'''

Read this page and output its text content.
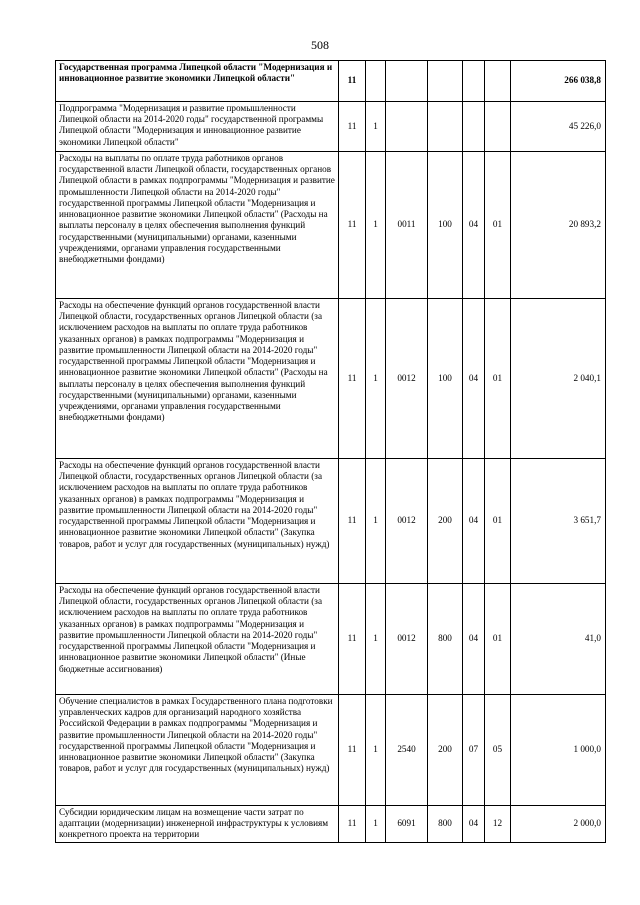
508
Государственная программа Липецкой области "Модернизация и инновационное развитие экономики Липецкой области"	11						266 038,8
Подпрограмма "Модернизация и развитие промышленности Липецкой области на 2014-2020 годы" государственной программы Липецкой области "Модернизация и инновационное развитие экономики Липецкой области"	11	1					45 226,0
Расходы на выплаты по оплате труда работников органов государственной власти Липецкой области, государственных органов Липецкой области в рамках подпрограммы "Модернизация и развитие промышленности Липецкой области на 2014-2020 годы" государственной программы Липецкой области "Модернизация и инновационное развитие экономики Липецкой области" (Расходы на выплаты персоналу в целях обеспечения выполнения функций государственными (муниципальными) органами, казенными учреждениями, органами управления государственными внебюджетными фондами)	11	1	0011	100	04	01	20 893,2
Расходы на обеспечение функций органов государственной власти Липецкой области, государственных органов Липецкой области (за исключением расходов на выплаты по оплате труда работников указанных органов) в рамках подпрограммы "Модернизация и развитие промышленности Липецкой области на 2014-2020 годы" государственной программы Липецкой области "Модернизация и инновационное развитие экономики Липецкой области" (Расходы на выплаты персоналу в целях обеспечения выполнения функций государственными (муниципальными) органами, казенными учреждениями, органами управления государственными внебюджетными фондами)	11	1	0012	100	04	01	2 040,1
Расходы на обеспечение функций органов государственной власти Липецкой области, государственных органов Липецкой области (за исключением расходов на выплаты по оплате труда работников указанных органов) в рамках подпрограммы "Модернизация и развитие промышленности Липецкой области на 2014-2020 годы" государственной программы Липецкой области "Модернизация и инновационное развитие экономики Липецкой области" (Закупка товаров, работ и услуг для государственных (муниципальных) нужд)	11	1	0012	200	04	01	3 651,7
Расходы на обеспечение функций органов государственной власти Липецкой области, государственных органов Липецкой области (за исключением расходов на выплаты по оплате труда работников указанных органов) в рамках подпрограммы "Модернизация и развитие промышленности Липецкой области на 2014-2020 годы" государственной программы Липецкой области "Модернизация и инновационное развитие экономики Липецкой области" (Иные бюджетные ассигнования)	11	1	0012	800	04	01	41,0
Обучение специалистов в рамках Государственного плана подготовки управленческих кадров для организаций народного хозяйства Российской Федерации в рамках подпрограммы "Модернизация и развитие промышленности Липецкой области на 2014-2020 годы" государственной программы Липецкой области "Модернизация и инновационное развитие экономики Липецкой области" (Закупка товаров, работ и услуг для государственных (муниципальных) нужд)	11	1	2540	200	07	05	1 000,0
Субсидии юридическим лицам на возмещение части затрат по адаптации (модернизации) инженерной инфраструктуры к условиям конкретного проекта на территории	11	1	6091	800	04	12	2 000,0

'''

— WHAT YOU NEED TO DO —
Leave out the pictures and retype every line above exactly.

— FINAL RESULT —
Read this page and output its text content.
508
Государственная программа Липецкой области "Модернизация и инновационное развитие экономики Липецкой области"	11						266 038,8
Подпрограмма "Модернизация и развитие промышленности Липецкой области на 2014-2020 годы" государственной программы Липецкой области "Модернизация и инновационное развитие экономики Липецкой области"	11	1					45 226,0
Расходы на выплаты по оплате труда работников органов государственной власти Липецкой области, государственных органов Липецкой области в рамках подпрограммы "Модернизация и развитие промышленности Липецкой области на 2014-2020 годы" государственной программы Липецкой области "Модернизация и инновационное развитие экономики Липецкой области" (Расходы на выплаты персоналу в целях обеспечения выполнения функций государственными (муниципальными) органами, казенными учреждениями, органами управления государственными внебюджетными фондами)	11	1	0011	100	04	01	20 893,2
Расходы на обеспечение функций органов государственной власти Липецкой области, государственных органов Липецкой области (за исключением расходов на выплаты по оплате труда работников указанных органов) в рамках подпрограммы "Модернизация и развитие промышленности Липецкой области на 2014-2020 годы" государственной программы Липецкой области "Модернизация и инновационное развитие экономики Липецкой области" (Расходы на выплаты персоналу в целях обеспечения выполнения функций государственными (муниципальными) органами, казенными учреждениями, органами управления государственными внебюджетными фондами)	11	1	0012	100	04	01	2 040,1
Расходы на обеспечение функций органов государственной власти Липецкой области, государственных органов Липецкой области (за исключением расходов на выплаты по оплате труда работников указанных органов) в рамках подпрограммы "Модернизация и развитие промышленности Липецкой области на 2014-2020 годы" государственной программы Липецкой области "Модернизация и инновационное развитие экономики Липецкой области" (Закупка товаров, работ и услуг для государственных (муниципальных) нужд)	11	1	0012	200	04	01	3 651,7
Расходы на обеспечение функций органов государственной власти Липецкой области, государственных органов Липецкой области (за исключением расходов на выплаты по оплате труда работников указанных органов) в рамках подпрограммы "Модернизация и развитие промышленности Липецкой области на 2014-2020 годы" государственной программы Липецкой области "Модернизация и инновационное развитие экономики Липецкой области" (Иные бюджетные ассигнования)	11	1	0012	800	04	01	41,0
Обучение специалистов в рамках Государственного плана подготовки управленческих кадров для организаций народного хозяйства Российской Федерации в рамках подпрограммы "Модернизация и развитие промышленности Липецкой области на 2014-2020 годы" государственной программы Липецкой области "Модернизация и инновационное развитие экономики Липецкой области" (Закупка товаров, работ и услуг для государственных (муниципальных) нужд)	11	1	2540	200	07	05	1 000,0
Субсидии юридическим лицам на возмещение части затрат по адаптации (модернизации) инженерной инфраструктуры к условиям конкретного проекта на территории	11	1	6091	800	04	12	2 000,0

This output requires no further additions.